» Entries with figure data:
================

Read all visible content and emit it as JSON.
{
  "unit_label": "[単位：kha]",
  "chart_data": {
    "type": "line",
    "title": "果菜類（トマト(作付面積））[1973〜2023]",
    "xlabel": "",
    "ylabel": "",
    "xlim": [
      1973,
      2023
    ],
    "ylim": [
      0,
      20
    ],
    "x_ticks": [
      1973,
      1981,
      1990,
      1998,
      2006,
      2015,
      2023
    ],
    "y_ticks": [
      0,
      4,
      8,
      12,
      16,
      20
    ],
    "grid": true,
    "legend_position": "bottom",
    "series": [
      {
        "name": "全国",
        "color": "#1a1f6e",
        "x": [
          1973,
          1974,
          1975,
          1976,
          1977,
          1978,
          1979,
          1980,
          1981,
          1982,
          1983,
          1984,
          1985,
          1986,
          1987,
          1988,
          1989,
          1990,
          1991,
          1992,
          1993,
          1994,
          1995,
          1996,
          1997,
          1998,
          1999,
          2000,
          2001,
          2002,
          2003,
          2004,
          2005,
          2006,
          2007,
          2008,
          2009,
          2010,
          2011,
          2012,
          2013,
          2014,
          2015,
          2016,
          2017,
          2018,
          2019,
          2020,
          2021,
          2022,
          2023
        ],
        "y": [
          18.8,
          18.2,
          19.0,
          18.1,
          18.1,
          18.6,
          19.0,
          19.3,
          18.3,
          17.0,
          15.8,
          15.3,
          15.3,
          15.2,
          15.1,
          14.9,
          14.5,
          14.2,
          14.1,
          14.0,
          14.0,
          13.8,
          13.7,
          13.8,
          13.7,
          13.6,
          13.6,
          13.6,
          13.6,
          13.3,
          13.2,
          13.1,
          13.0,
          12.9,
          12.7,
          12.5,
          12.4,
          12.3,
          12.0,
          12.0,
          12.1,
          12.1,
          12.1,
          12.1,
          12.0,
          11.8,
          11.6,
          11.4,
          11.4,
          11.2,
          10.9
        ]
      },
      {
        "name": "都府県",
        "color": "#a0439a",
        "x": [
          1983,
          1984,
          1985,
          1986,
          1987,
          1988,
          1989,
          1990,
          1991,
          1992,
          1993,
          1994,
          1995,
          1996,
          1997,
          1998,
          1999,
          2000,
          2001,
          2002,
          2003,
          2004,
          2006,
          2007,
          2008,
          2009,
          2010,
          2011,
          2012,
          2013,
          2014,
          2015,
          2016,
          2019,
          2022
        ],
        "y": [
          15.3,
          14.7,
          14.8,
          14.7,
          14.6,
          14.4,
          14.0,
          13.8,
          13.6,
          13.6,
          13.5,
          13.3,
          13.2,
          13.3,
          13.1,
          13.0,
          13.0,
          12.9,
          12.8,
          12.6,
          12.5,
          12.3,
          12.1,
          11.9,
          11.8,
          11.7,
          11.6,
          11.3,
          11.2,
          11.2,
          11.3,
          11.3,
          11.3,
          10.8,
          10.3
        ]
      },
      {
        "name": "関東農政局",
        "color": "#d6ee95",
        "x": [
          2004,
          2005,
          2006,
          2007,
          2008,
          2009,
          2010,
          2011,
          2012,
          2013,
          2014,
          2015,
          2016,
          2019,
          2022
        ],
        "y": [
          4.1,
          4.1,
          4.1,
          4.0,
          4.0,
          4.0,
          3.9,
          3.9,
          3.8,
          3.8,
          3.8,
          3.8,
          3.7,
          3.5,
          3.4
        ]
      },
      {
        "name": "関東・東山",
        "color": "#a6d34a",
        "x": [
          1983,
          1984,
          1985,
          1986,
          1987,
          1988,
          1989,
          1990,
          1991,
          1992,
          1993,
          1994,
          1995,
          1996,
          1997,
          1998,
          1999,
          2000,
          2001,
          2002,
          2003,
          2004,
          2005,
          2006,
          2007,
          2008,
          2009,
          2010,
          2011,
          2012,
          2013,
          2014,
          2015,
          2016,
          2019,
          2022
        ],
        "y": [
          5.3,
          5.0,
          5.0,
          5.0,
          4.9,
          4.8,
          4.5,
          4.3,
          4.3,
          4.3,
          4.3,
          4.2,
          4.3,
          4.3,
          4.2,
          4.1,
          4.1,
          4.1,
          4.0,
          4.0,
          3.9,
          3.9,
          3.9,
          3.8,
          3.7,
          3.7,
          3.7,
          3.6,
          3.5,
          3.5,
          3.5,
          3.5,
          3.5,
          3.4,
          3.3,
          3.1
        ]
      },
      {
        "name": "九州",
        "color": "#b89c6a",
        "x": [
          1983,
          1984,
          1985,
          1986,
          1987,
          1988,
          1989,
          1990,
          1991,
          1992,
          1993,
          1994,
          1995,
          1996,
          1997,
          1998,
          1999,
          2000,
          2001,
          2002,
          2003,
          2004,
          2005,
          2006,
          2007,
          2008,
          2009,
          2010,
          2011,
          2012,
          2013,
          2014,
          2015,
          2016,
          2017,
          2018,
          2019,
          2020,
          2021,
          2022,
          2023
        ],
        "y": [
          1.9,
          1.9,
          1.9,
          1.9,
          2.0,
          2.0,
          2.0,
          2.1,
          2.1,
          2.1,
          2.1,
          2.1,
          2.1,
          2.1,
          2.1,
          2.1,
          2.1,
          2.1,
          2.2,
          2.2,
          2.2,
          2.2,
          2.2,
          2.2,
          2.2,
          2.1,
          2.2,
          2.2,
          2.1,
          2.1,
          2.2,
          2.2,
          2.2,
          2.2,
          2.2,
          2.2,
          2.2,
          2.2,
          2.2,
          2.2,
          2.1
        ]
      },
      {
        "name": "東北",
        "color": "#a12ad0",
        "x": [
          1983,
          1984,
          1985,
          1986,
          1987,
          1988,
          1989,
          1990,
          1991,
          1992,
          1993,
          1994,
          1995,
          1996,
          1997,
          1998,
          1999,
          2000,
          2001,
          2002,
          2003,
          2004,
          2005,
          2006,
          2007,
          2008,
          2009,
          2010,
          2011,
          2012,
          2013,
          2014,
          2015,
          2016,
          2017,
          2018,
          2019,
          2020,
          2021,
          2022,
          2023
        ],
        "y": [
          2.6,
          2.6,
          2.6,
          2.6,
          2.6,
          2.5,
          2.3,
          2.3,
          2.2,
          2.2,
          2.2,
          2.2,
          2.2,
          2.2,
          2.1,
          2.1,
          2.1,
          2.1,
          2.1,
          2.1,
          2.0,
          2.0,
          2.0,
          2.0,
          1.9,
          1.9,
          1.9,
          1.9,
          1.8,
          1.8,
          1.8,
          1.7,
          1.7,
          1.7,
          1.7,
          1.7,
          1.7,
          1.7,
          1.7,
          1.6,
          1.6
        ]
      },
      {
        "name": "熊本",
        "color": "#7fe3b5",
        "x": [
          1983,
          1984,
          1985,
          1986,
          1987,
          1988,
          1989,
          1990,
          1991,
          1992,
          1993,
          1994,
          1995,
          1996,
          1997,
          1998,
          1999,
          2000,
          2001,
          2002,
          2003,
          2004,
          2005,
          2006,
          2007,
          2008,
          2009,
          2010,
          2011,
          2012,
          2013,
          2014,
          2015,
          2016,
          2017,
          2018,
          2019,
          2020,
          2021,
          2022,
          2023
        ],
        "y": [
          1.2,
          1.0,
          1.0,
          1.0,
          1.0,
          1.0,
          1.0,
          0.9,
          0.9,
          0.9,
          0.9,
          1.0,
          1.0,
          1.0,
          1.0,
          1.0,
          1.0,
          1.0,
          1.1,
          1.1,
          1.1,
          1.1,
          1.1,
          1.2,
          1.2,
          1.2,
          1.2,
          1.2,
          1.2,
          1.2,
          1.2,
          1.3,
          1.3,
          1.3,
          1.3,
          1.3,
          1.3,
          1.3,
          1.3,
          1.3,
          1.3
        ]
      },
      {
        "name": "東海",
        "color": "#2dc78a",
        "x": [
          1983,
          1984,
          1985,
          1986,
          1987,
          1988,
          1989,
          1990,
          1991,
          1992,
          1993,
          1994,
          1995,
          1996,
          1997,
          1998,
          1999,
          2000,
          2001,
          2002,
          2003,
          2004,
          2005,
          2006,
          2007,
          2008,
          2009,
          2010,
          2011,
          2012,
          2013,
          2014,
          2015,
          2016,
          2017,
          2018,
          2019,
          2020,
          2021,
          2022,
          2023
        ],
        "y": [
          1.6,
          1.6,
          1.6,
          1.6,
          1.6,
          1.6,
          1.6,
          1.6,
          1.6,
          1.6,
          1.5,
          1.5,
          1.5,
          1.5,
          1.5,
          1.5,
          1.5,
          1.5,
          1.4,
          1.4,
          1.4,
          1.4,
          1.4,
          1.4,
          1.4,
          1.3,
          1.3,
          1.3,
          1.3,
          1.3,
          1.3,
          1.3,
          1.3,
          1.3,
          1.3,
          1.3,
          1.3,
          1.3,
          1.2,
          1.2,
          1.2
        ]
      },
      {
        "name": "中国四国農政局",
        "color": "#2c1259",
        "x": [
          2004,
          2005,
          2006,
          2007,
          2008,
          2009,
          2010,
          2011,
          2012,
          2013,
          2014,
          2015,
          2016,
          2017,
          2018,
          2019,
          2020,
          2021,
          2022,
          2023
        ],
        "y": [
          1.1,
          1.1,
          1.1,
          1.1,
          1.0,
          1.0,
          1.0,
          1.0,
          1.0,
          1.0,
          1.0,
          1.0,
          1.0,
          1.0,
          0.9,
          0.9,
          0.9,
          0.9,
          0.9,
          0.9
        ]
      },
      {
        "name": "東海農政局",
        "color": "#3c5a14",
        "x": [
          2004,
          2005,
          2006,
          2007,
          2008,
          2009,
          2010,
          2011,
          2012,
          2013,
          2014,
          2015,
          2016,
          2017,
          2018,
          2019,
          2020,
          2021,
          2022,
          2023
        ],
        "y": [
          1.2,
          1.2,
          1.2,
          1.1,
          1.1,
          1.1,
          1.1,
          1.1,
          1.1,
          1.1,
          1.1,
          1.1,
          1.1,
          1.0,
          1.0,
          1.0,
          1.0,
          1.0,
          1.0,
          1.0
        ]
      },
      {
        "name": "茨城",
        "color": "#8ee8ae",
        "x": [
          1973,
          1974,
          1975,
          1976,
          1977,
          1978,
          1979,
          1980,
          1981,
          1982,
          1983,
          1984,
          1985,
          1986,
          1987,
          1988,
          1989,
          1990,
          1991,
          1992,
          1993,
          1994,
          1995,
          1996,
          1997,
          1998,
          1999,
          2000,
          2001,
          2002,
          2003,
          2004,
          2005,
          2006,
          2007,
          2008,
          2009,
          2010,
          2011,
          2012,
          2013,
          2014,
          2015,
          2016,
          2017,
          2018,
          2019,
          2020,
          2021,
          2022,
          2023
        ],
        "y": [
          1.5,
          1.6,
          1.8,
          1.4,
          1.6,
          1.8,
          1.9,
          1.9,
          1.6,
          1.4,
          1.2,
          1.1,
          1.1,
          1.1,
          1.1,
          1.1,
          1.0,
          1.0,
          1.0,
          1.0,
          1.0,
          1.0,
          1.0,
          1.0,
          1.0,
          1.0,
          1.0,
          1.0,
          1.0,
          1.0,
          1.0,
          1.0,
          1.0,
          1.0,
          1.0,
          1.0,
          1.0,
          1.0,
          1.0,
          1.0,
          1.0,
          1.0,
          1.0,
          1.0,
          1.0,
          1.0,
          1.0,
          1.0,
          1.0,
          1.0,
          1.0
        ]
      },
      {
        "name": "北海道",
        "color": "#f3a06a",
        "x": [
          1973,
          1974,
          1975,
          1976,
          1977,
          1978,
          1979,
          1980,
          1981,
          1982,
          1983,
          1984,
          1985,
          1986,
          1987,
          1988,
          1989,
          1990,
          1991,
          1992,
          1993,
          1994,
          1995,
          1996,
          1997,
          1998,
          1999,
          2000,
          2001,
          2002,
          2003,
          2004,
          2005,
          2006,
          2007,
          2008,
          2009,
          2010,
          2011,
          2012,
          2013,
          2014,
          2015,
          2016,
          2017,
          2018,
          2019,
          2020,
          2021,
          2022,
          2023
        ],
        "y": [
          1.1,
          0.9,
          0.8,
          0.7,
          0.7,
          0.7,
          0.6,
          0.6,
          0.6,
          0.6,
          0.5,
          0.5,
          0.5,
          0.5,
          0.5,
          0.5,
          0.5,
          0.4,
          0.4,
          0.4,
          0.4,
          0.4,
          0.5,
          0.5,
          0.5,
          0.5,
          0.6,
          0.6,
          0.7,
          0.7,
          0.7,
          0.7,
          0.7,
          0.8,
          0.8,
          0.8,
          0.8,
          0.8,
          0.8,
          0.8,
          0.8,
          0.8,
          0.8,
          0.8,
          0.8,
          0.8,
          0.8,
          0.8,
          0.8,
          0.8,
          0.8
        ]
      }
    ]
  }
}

================

» STATED GOAL:
Search the records for the word "color" and copy every line where it occurs.

» WRITTEN ANSWER:
        "color": "#1a1f6e",
        "color": "#a0439a",
        "color": "#d6ee95",
        "color": "#a6d34a",
        "color": "#b89c6a",
        "color": "#a12ad0",
        "color": "#7fe3b5",
        "color": "#2dc78a",
        "color": "#2c1259",
        "color": "#3c5a14",
        "color": "#8ee8ae",
        "color": "#f3a06a",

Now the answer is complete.